OBJECTIVE:
Look through the records below and give the number of lines holding the string "était", nothing more.

━━━━━━━━━━━━━━━━━━━━

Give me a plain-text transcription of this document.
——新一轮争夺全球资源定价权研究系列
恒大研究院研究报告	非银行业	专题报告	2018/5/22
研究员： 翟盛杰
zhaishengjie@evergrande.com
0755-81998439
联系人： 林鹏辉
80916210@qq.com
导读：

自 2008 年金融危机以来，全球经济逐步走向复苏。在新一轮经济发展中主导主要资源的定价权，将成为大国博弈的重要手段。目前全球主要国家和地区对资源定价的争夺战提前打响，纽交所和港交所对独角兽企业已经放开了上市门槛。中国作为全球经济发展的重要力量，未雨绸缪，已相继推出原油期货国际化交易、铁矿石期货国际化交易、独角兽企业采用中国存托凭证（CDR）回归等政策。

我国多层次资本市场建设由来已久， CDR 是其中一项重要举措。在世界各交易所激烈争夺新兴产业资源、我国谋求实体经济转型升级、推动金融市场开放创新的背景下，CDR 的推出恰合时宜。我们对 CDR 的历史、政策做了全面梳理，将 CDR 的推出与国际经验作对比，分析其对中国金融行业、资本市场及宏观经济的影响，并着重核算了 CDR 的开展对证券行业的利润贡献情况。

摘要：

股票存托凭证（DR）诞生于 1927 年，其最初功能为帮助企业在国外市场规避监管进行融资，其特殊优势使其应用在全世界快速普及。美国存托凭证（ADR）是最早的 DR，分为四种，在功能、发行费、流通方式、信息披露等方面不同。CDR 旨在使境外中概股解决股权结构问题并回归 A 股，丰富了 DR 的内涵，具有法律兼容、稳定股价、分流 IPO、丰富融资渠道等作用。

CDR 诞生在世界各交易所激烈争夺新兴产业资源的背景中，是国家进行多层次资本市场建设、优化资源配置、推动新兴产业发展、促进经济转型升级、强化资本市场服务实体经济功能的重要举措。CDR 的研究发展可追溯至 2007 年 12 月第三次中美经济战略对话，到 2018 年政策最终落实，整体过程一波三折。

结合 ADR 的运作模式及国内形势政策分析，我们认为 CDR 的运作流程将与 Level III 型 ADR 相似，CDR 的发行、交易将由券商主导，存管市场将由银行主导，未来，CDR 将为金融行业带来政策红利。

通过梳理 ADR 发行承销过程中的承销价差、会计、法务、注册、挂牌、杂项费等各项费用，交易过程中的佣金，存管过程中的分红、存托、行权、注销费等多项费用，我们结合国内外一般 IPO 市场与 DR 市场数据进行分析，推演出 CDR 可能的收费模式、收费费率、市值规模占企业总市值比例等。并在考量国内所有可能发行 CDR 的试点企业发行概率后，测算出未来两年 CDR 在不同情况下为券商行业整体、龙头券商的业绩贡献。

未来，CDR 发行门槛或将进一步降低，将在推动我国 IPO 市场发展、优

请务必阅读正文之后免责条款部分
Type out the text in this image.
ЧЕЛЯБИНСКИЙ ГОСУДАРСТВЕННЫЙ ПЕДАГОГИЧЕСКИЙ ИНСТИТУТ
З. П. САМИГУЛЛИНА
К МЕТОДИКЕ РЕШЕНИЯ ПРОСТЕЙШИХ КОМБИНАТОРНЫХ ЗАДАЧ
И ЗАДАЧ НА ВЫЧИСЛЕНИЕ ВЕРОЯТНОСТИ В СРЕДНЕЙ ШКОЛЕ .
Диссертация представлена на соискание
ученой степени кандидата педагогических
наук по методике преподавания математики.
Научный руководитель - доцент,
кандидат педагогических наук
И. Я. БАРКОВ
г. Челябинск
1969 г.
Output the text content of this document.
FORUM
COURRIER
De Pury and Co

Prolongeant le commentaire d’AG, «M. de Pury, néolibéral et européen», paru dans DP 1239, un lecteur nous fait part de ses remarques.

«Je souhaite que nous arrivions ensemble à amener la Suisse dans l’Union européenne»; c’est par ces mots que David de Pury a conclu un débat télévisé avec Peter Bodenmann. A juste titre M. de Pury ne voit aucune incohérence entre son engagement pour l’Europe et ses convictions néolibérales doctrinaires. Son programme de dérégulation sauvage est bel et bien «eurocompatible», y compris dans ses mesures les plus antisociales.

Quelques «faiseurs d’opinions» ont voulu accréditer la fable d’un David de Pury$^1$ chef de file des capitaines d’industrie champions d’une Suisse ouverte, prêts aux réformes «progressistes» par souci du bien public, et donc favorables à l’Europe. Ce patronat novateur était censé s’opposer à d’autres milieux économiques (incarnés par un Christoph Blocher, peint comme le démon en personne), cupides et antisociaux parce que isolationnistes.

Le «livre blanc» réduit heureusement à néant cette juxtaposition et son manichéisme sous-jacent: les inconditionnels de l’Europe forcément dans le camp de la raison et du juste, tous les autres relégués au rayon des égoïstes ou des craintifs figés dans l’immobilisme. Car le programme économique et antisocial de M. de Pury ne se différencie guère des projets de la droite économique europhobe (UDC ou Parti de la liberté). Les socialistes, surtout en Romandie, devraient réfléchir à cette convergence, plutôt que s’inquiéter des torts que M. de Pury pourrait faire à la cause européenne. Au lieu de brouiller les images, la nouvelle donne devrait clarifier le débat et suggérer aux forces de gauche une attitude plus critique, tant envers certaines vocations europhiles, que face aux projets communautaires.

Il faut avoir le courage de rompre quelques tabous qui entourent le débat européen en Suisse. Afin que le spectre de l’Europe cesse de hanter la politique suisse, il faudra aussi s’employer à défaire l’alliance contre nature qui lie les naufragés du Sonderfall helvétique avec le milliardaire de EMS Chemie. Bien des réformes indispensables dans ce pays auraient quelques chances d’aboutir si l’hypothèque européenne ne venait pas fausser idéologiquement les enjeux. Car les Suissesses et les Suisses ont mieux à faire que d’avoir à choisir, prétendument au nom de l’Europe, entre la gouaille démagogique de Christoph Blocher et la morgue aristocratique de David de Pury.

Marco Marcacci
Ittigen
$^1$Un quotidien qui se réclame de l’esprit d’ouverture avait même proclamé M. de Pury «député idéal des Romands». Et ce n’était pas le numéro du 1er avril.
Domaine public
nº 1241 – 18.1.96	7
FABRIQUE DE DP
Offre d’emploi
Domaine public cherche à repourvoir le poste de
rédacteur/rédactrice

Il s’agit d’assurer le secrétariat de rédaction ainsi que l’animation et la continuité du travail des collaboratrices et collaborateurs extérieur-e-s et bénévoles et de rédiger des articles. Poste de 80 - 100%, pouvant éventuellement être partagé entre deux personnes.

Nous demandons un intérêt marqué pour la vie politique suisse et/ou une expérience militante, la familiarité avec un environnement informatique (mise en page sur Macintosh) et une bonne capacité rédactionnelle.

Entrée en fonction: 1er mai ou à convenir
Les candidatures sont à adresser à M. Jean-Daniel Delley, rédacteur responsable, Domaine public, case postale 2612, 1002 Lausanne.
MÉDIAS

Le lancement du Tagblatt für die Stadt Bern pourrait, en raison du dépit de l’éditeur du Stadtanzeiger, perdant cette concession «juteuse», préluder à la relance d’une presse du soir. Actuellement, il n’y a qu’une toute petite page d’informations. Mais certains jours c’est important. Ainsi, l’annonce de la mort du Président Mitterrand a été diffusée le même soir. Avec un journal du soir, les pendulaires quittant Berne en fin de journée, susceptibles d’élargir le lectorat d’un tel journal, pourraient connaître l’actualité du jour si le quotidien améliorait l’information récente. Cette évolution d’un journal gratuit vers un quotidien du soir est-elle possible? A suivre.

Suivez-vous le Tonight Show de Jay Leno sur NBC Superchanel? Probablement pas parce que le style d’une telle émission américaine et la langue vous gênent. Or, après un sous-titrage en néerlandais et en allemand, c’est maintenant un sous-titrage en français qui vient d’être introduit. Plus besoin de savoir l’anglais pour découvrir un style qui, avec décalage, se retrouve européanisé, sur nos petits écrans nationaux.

━━━━━━━━━━━━━━━━━━━━

EXPECTED ANSWER:
2